Objective
Check each line of the records for "title"; collect those that have it.
-- Source records start --
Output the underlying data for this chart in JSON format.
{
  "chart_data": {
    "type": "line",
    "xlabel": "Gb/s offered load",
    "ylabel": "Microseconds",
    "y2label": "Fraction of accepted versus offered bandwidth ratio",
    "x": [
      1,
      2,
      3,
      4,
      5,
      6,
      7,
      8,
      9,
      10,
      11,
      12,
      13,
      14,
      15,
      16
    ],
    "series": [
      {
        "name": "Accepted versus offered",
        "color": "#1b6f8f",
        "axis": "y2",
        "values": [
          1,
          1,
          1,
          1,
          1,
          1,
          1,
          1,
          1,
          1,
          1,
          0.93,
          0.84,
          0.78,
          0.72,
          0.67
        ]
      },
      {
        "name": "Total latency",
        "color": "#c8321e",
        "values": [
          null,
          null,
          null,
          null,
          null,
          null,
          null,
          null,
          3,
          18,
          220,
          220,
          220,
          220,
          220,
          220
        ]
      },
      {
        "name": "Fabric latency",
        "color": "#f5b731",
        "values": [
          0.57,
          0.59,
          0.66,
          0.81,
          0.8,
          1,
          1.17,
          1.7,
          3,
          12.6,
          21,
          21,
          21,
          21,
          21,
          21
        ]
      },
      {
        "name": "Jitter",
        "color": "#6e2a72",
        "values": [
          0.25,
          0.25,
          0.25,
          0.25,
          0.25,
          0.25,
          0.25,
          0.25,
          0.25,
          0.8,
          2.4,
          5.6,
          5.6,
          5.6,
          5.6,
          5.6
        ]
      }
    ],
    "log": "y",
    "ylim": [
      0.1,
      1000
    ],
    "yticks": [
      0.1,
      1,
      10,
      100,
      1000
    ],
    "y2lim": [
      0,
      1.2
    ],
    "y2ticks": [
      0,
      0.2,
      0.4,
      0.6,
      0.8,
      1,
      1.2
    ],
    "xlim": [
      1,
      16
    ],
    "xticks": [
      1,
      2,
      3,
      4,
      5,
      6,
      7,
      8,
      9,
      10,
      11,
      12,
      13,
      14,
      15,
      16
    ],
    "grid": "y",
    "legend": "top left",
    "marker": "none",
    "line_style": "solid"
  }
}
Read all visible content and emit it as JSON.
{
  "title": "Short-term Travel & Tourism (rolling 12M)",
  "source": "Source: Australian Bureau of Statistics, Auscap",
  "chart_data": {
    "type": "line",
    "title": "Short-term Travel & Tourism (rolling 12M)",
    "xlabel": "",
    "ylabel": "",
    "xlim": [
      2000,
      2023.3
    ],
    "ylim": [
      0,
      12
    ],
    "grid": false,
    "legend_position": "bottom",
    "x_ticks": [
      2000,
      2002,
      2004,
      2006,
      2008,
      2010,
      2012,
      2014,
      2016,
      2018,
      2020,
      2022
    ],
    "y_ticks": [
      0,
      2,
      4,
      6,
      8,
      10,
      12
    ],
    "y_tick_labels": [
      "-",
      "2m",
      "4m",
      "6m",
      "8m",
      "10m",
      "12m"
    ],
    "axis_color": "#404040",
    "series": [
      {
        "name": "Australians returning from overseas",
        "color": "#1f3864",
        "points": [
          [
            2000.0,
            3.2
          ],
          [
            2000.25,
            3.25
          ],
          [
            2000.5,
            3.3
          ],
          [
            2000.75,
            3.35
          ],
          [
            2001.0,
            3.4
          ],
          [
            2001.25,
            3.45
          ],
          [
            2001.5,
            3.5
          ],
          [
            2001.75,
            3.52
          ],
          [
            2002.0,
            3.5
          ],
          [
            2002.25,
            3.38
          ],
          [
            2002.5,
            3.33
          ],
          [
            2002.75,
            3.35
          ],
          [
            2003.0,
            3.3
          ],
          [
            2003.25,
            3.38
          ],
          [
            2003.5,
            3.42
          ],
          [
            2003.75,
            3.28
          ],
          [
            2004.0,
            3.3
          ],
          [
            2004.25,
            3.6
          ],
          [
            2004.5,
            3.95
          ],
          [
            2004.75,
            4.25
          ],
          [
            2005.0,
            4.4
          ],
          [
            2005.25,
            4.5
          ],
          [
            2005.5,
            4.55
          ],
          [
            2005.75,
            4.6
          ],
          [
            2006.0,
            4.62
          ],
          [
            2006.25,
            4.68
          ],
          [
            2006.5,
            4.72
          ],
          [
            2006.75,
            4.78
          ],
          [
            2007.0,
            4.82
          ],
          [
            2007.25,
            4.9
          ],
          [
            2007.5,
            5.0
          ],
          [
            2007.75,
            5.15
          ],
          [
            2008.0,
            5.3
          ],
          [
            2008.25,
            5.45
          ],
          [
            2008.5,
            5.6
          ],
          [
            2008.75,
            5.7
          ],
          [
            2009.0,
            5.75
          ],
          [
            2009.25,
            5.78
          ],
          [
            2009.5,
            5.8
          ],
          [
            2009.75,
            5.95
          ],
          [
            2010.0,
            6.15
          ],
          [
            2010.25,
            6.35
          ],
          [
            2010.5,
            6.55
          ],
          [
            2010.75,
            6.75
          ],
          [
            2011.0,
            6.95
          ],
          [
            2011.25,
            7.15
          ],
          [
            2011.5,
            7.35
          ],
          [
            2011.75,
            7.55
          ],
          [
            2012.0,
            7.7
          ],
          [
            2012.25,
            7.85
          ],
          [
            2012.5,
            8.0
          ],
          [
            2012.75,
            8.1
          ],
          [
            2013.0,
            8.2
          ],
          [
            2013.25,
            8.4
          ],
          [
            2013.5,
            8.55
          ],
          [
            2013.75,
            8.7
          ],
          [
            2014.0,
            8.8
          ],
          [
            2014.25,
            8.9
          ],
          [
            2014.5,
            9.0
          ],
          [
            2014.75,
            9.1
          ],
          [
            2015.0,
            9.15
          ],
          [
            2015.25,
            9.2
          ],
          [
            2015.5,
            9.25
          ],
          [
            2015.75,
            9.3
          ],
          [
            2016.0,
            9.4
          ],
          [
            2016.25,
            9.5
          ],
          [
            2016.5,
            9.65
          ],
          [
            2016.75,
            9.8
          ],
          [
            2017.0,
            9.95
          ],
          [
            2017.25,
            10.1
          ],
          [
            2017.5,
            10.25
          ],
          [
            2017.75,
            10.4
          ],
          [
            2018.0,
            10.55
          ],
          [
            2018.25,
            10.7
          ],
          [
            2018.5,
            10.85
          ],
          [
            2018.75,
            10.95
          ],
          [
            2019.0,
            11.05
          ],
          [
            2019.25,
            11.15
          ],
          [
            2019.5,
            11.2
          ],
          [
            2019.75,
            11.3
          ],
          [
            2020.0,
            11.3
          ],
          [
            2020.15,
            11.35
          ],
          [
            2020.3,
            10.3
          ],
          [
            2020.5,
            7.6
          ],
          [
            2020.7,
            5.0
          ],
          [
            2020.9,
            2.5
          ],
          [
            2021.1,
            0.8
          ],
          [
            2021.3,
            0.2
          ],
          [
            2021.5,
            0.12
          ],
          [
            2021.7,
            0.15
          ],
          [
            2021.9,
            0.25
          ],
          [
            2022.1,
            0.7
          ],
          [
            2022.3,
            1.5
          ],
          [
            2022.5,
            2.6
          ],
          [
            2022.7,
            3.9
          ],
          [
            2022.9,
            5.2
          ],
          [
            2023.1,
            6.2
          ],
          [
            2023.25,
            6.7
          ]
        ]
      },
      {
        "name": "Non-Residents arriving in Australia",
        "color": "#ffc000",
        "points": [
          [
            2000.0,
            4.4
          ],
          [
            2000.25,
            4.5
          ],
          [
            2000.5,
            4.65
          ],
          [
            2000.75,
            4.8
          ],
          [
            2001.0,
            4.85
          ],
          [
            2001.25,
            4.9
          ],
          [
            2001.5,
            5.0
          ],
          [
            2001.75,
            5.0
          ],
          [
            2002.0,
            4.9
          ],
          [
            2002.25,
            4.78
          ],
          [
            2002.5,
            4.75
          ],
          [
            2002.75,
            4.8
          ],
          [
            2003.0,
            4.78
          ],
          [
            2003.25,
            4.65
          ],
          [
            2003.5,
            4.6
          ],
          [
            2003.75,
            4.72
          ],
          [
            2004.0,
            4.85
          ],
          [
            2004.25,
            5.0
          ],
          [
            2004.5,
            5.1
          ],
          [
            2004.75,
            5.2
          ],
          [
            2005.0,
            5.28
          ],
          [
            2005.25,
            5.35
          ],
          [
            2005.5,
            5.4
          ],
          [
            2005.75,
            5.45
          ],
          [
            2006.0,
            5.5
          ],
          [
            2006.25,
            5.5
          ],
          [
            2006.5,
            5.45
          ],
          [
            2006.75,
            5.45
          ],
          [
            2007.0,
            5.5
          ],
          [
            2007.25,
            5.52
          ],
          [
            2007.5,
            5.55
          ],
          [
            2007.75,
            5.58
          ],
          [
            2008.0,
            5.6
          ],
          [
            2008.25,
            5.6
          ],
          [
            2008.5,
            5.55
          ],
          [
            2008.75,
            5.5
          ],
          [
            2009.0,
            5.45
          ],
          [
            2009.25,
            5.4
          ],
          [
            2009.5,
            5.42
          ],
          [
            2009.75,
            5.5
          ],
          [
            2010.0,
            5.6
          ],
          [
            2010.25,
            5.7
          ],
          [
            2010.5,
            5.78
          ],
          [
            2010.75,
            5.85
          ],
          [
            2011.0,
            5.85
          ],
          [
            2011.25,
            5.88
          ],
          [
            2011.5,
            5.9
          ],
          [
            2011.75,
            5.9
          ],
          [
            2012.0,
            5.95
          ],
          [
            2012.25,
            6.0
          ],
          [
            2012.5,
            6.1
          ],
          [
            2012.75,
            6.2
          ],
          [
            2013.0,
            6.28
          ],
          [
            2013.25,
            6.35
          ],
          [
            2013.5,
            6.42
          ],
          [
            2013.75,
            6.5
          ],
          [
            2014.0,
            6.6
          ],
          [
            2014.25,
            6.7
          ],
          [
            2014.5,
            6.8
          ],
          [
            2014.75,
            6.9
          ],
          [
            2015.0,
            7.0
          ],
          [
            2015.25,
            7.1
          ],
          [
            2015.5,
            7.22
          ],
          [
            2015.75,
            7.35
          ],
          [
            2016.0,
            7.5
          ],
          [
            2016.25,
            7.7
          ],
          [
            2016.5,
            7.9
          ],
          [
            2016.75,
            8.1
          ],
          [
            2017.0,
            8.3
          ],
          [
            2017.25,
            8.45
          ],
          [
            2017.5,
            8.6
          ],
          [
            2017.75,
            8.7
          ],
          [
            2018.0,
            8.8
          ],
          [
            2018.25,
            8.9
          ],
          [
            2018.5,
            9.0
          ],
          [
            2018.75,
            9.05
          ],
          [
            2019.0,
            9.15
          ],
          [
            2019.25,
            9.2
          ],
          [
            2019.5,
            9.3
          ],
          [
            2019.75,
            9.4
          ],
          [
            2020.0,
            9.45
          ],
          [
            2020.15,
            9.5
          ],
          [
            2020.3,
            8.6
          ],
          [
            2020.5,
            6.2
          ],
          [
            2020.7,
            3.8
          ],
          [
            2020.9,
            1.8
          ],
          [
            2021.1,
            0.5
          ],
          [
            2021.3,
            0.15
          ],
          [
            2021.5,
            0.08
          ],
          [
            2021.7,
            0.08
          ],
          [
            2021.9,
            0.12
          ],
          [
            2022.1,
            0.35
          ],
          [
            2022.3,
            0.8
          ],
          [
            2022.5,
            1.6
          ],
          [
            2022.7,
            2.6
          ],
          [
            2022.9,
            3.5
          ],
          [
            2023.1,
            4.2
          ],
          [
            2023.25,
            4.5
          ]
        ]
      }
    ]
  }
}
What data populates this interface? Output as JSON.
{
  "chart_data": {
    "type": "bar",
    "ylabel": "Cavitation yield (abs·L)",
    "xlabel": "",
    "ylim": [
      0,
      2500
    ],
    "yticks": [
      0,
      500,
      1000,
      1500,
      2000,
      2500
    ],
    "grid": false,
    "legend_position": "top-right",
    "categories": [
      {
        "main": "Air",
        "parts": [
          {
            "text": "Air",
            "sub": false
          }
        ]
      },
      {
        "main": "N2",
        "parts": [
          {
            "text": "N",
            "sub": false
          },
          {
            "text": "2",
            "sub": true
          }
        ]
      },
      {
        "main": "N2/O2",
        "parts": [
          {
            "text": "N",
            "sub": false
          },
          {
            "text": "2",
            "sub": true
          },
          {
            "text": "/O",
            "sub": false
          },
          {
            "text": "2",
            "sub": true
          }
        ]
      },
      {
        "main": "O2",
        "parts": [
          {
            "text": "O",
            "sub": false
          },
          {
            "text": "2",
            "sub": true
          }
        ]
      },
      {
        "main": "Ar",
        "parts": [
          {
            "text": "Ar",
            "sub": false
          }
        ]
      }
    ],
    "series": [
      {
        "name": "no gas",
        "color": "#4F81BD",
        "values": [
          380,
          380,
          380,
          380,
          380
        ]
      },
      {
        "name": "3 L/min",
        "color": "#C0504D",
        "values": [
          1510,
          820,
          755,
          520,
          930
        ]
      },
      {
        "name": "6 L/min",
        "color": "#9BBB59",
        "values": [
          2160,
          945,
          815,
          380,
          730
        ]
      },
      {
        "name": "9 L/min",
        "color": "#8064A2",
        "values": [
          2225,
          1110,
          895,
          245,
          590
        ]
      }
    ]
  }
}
-- Source records end --
Problem solution
  "title": "Short-term Travel & Tourism (rolling 12M)",
    "title": "Short-term Travel & Tourism (rolling 12M)",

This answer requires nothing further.